(begin)

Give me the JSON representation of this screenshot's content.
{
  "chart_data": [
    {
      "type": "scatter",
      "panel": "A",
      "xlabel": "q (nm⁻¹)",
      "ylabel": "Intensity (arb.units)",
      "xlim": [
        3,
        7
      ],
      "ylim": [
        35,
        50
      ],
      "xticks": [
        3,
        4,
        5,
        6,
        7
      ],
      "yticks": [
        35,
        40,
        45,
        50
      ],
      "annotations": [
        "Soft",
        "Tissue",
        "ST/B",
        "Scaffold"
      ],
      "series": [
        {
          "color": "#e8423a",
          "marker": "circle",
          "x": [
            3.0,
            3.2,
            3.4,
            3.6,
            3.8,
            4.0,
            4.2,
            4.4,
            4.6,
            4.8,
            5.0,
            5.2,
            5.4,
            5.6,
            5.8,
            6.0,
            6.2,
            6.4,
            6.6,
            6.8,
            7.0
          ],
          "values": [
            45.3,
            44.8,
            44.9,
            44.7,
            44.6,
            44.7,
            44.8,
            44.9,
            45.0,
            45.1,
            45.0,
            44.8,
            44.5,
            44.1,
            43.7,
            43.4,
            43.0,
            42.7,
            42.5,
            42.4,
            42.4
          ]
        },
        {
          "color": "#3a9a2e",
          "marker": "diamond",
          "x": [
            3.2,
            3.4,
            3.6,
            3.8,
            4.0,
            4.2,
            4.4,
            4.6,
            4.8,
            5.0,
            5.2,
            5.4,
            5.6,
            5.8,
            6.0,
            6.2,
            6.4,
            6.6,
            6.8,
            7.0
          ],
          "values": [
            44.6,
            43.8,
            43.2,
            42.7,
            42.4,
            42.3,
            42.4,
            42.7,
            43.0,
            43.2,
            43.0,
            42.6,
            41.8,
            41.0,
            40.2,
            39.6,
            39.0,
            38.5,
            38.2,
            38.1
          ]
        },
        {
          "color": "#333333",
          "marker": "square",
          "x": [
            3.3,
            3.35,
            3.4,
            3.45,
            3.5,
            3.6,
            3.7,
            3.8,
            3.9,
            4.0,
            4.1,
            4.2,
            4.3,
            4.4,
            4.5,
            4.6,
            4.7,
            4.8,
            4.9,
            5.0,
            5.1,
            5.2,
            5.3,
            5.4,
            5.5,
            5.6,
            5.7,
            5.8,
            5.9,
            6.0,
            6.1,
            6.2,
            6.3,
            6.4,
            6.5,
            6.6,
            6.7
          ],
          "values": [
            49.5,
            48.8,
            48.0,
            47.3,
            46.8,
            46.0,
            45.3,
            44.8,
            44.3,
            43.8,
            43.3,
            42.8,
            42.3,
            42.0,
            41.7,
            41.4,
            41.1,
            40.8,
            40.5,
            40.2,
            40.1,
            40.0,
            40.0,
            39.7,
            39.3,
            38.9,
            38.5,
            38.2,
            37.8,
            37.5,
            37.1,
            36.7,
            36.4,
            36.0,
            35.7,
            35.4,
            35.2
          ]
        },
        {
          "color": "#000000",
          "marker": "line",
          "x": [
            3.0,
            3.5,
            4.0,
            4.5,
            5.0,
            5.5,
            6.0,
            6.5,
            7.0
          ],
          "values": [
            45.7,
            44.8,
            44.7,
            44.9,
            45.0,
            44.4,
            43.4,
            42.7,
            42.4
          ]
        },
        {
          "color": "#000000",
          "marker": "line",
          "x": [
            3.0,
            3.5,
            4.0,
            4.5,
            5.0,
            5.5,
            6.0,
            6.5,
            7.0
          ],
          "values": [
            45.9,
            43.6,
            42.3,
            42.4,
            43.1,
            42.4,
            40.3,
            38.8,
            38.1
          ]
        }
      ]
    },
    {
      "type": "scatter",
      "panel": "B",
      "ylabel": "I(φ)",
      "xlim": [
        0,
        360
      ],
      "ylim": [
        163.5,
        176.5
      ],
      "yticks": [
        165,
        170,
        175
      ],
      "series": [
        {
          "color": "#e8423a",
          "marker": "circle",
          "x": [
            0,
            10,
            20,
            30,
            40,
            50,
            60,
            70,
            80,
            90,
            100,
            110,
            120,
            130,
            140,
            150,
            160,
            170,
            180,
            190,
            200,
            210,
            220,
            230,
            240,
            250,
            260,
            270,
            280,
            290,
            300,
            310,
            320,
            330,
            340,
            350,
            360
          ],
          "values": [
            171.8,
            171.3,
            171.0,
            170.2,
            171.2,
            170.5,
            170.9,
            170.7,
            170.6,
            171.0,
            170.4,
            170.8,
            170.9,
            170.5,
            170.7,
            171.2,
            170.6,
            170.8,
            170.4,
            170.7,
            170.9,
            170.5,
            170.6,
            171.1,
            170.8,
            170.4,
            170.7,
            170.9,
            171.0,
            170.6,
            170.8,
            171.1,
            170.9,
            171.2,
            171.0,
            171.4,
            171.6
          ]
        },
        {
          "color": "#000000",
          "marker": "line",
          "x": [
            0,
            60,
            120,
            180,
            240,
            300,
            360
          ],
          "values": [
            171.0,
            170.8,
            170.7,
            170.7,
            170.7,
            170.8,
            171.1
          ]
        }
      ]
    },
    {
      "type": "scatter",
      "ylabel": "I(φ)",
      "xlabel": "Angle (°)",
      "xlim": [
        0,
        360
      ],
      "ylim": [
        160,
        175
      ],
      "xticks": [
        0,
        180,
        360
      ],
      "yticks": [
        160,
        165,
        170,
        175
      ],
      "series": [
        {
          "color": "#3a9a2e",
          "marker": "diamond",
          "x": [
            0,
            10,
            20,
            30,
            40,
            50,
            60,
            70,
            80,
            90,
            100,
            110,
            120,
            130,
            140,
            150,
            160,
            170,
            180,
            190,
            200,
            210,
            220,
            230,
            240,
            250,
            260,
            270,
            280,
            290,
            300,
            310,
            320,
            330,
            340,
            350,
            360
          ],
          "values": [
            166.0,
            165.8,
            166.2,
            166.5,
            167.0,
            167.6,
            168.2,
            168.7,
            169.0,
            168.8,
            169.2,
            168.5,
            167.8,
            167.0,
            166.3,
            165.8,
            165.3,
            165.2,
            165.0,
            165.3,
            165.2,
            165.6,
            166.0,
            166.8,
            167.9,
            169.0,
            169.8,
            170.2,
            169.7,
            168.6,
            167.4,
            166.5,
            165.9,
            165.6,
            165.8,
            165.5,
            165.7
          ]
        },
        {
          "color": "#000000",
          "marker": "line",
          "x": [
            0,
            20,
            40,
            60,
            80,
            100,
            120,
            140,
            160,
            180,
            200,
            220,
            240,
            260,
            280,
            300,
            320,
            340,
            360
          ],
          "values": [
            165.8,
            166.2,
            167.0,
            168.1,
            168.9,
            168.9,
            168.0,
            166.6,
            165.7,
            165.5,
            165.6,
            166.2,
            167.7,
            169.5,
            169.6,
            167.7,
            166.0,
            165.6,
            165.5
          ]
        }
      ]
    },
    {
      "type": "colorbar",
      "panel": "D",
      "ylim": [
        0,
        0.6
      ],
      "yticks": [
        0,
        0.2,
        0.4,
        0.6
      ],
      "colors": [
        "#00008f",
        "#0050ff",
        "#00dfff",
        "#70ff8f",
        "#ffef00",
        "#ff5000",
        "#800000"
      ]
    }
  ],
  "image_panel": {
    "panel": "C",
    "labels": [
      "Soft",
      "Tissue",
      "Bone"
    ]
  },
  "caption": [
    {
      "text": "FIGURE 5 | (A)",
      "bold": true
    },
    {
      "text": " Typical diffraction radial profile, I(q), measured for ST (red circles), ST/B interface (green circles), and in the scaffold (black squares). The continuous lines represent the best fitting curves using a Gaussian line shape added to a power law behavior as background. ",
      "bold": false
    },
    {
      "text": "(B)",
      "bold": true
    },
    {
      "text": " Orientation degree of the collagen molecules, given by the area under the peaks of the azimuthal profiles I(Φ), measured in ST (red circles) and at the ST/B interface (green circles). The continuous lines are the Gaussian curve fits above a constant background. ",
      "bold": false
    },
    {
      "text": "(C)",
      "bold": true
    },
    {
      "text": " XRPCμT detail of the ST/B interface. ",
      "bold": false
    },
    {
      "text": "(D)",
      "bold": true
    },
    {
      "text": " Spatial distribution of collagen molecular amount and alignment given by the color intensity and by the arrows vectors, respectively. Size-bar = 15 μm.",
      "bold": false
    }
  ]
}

(end)

• [Exercise task]:
Report back each line of the entries that holds the string "text".

• [Answer for this exercise]:
      "text": "FIGURE 5 | (A)",
      "text": " Typical diffraction radial profile, I(q), measured for ST (red circles), ST/B interface (green circles), and in the scaffold (black squares). The continuous lines represent the best fitting curves using a Gaussian line shape added to a power law behavior as background. ",
      "text": "(B)",
      "text": " Orientation degree of the collagen molecules, given by the area under the peaks of the azimuthal profiles I(Φ), measured in ST (red circles) and at the ST/B interface (green circles). The continuous lines are the Gaussian curve fits above a constant background. ",
      "text": "(C)",
      "text": " XRPCμT detail of the ST/B interface. ",
      "text": "(D)",
      "text": " Spatial distribution of collagen molecular amount and alignment given by the color intensity and by the arrows vectors, respectively. Size-bar = 15 μm.",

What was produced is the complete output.